__Short task__
The lines to extract begin at the line that contains "OCR this image." and run through the last line of the listing; reproduce them exactly, minus any pictures.

(Dataset records)
·····

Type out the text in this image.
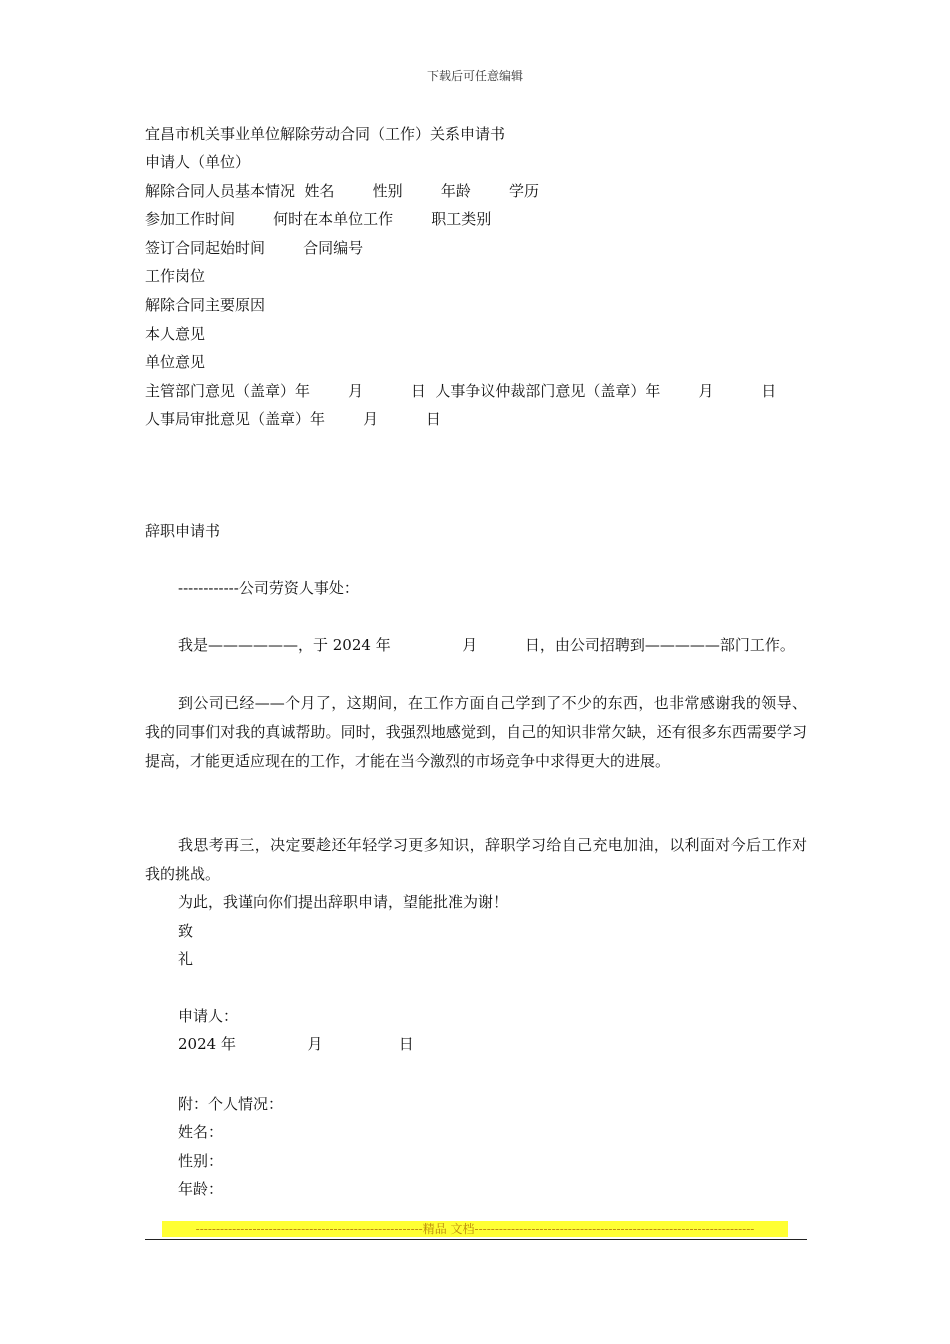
下载后可任意编辑
宜昌市机关事业单位解除劳动合同（工作）关系申请书
申请人（单位）
解除合同人员基本情况  姓名        性别        年龄        学历
参加工作时间        何时在本单位工作        职工类别
签订合同起始时间        合同编号
工作岗位
解除合同主要原因
本人意见
单位意见
主管部门意见（盖章）年        月          日  人事争议仲裁部门意见（盖章）年        月          日
人事局审批意见（盖章）年        月          日
辞职申请书
------------公司劳资人事处：
我是——————，于 2024 年               月          日，由公司招聘到—————部门工作。
到公司已经——个月了，这期间，在工作方面自己学到了不少的东西，也非常感谢我的领导、我的同事们对我的真诚帮助。同时，我强烈地感觉到，自己的知识非常欠缺，还有很多东西需要学习提高，才能更适应现在的工作，才能在当今激烈的市场竞争中求得更大的进展。
我思考再三，决定要趁还年轻学习更多知识，辞职学习给自己充电加油，以利面对今后工作对我的挑战。
为此，我谨向你们提出辞职申请，望能批准为谢！
致
礼
申请人：
2024 年               月                日
附：个人情况：
姓名：
性别：
年龄：
--------------------------------------------------------精品 文档---------------------------------------------------------------------
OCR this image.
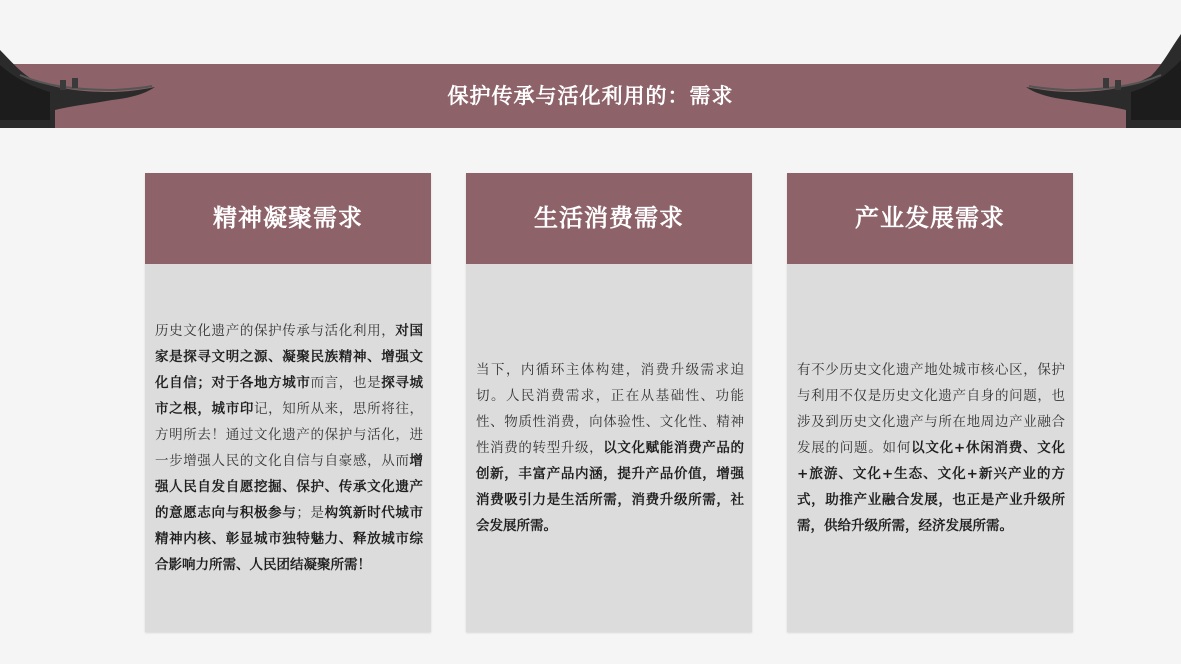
保护传承与活化利用的：需求
精神凝聚需求
历史文化遗产的保护传承与活化利用，对国家是探寻文明之源、凝聚民族精神、增强文化自信；对于各地方城市而言，也是探寻城市之根，城市印记，知所从来，思所将往，方明所去！通过文化遗产的保护与活化，进一步增强人民的文化自信与自豪感，从而增强人民自发自愿挖掘、保护、传承文化遗产的意愿志向与积极参与；是构筑新时代城市精神内核、彰显城市独特魅力、释放城市综合影响力所需、人民团结凝聚所需！
生活消费需求
当下，内循环主体构建，消费升级需求迫切。人民消费需求，正在从基础性、功能性、物质性消费，向体验性、文化性、精神性消费的转型升级，以文化赋能消费产品的创新，丰富产品内涵，提升产品价值，增强消费吸引力是生活所需，消费升级所需，社会发展所需。
产业发展需求
有不少历史文化遗产地处城市核心区，保护与利用不仅是历史文化遗产自身的问题，也涉及到历史文化遗产与所在地周边产业融合发展的问题。如何以文化+休闲消费、文化+旅游、文化+生态、文化+新兴产业的方式，助推产业融合发展，也正是产业升级所需，供给升级所需，经济发展所需。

·····

__Solution__
OCR this image.
保护传承与活化利用的：需求
精神凝聚需求
历史文化遗产的保护传承与活化利用，对国家是探寻文明之源、凝聚民族精神、增强文化自信；对于各地方城市而言，也是探寻城市之根，城市印记，知所从来，思所将往，方明所去！通过文化遗产的保护与活化，进一步增强人民的文化自信与自豪感，从而增强人民自发自愿挖掘、保护、传承文化遗产的意愿志向与积极参与；是构筑新时代城市精神内核、彰显城市独特魅力、释放城市综合影响力所需、人民团结凝聚所需！
生活消费需求
当下，内循环主体构建，消费升级需求迫切。人民消费需求，正在从基础性、功能性、物质性消费，向体验性、文化性、精神性消费的转型升级，以文化赋能消费产品的创新，丰富产品内涵，提升产品价值，增强消费吸引力是生活所需，消费升级所需，社会发展所需。
产业发展需求
有不少历史文化遗产地处城市核心区，保护与利用不仅是历史文化遗产自身的问题，也涉及到历史文化遗产与所在地周边产业融合发展的问题。如何以文化+休闲消费、文化+旅游、文化+生态、文化+新兴产业的方式，助推产业融合发展，也正是产业升级所需，供给升级所需，经济发展所需。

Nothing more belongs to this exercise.